**Problem to work on**
Search the data for the string "frac" and gather each line it is in.
######
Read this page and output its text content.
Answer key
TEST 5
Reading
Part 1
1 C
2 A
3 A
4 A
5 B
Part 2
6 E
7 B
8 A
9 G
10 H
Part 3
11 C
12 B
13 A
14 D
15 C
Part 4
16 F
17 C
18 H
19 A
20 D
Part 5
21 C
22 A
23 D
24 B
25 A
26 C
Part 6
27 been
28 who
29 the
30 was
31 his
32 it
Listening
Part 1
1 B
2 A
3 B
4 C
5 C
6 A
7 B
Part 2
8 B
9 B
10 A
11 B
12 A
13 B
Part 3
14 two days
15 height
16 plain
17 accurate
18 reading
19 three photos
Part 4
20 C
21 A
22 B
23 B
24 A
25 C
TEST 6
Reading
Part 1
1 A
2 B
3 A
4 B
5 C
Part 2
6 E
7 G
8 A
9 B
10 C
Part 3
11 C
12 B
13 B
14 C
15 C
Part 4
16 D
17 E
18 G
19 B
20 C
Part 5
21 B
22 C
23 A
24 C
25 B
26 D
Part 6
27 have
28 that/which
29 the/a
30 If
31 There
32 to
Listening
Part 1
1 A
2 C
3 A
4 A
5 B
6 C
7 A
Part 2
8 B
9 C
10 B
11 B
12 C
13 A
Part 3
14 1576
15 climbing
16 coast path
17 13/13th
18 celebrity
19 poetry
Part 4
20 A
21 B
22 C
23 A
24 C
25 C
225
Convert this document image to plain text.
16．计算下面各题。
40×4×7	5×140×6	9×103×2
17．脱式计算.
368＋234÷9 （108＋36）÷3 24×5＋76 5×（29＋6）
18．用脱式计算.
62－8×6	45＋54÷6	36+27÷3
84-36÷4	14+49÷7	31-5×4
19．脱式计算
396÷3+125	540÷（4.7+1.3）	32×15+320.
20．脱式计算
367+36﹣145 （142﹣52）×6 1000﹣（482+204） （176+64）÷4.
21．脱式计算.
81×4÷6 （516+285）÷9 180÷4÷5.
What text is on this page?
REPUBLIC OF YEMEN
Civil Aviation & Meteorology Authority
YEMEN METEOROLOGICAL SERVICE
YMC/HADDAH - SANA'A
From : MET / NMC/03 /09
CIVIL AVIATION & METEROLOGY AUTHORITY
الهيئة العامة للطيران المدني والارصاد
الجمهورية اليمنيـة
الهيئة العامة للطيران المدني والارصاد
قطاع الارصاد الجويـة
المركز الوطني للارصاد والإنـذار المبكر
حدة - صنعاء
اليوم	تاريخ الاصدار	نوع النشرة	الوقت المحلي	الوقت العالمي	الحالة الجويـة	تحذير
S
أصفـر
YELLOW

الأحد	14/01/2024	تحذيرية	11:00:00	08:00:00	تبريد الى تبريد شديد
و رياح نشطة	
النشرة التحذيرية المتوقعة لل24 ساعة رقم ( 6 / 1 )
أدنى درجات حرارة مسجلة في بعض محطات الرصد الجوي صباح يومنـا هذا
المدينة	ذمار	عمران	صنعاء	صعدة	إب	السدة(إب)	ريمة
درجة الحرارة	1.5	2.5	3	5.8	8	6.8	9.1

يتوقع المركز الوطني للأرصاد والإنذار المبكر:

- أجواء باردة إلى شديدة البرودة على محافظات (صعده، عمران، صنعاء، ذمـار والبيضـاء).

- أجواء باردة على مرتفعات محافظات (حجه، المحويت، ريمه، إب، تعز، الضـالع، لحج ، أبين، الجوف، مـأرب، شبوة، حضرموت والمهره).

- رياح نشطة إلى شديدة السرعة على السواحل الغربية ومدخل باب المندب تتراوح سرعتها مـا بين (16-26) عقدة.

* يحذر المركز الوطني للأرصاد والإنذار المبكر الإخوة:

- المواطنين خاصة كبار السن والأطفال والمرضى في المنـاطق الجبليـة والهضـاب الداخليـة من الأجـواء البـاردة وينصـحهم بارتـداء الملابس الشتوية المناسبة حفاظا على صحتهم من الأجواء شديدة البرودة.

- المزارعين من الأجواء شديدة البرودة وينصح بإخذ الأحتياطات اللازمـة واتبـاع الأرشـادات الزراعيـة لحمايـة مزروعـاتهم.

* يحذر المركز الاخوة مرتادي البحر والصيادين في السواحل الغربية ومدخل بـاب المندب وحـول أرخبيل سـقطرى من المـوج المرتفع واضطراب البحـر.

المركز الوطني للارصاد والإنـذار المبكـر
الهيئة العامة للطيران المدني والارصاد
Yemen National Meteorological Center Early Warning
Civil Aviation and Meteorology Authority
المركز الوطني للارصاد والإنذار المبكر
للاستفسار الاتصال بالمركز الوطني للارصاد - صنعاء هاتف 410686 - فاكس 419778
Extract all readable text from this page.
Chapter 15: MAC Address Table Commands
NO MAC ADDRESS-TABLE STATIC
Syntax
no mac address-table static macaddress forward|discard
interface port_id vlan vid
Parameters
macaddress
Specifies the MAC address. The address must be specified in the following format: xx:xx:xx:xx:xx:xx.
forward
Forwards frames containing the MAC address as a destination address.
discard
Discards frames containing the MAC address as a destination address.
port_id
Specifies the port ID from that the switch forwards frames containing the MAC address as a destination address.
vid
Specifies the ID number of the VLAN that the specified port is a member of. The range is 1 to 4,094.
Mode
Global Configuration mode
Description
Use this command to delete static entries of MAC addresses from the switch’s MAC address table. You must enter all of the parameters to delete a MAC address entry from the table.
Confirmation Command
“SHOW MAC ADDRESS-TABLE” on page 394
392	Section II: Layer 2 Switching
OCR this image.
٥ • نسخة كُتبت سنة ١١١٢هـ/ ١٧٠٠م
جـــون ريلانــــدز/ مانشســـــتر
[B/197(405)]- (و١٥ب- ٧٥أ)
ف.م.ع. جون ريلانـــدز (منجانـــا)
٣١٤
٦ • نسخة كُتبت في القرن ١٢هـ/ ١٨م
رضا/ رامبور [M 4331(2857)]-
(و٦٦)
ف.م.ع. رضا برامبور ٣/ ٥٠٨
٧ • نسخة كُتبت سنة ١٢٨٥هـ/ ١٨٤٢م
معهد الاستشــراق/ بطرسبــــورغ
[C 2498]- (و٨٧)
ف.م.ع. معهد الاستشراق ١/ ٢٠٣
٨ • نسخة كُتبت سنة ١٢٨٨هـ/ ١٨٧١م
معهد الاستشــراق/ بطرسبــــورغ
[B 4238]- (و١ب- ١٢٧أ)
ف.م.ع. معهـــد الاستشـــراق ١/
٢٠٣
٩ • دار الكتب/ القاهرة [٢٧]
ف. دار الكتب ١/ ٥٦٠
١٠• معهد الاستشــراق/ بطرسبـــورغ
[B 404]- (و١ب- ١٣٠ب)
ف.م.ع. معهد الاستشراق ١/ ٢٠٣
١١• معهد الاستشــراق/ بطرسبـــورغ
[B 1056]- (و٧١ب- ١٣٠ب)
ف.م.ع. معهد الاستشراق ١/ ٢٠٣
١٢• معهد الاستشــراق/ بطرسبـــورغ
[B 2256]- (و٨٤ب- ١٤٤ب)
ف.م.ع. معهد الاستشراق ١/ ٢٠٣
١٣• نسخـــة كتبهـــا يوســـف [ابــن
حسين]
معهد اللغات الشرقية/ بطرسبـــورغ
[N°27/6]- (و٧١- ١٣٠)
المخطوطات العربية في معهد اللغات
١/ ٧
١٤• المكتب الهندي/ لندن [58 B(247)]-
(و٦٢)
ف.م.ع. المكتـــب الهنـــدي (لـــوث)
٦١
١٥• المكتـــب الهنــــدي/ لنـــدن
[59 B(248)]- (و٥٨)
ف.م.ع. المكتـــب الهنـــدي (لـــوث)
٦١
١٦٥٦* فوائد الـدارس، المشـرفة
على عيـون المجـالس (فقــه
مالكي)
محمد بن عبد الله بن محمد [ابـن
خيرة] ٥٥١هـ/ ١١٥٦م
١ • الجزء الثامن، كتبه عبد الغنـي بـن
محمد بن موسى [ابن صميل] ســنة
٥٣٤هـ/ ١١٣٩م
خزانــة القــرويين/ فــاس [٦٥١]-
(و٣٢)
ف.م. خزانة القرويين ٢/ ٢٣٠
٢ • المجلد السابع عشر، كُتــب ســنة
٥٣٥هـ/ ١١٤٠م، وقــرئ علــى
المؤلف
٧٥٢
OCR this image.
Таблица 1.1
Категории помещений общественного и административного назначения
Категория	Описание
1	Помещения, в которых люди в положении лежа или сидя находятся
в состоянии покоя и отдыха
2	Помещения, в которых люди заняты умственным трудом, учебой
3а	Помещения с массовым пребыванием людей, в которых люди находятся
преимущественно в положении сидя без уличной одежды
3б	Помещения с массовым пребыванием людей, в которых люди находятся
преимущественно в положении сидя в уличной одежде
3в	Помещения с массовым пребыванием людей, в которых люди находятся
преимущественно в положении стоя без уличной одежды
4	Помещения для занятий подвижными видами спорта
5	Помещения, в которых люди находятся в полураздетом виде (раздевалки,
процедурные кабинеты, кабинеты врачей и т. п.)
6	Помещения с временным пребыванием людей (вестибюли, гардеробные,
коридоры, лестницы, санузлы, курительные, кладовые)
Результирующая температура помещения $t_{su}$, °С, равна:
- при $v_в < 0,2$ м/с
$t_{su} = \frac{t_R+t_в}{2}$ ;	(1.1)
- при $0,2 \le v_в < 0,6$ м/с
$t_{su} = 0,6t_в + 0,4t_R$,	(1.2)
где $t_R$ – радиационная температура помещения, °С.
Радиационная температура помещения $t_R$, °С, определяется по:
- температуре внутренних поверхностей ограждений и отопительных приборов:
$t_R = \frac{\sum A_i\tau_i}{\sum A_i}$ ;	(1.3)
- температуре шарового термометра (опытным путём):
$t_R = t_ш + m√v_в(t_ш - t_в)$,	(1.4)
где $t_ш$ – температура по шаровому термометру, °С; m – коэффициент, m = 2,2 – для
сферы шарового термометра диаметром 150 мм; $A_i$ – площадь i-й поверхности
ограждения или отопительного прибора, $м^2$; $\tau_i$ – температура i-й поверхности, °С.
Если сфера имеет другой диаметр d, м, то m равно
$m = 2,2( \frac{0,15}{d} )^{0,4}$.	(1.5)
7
######
**Result of this exercise**
$t_{su} = \frac{t_R+t_в}{2}$ ;	(1.1)
$t_R = \frac{\sum A_i\tau_i}{\sum A_i}$ ;	(1.3)
$m = 2,2( \frac{0,15}{d} )^{0,4}$.	(1.5)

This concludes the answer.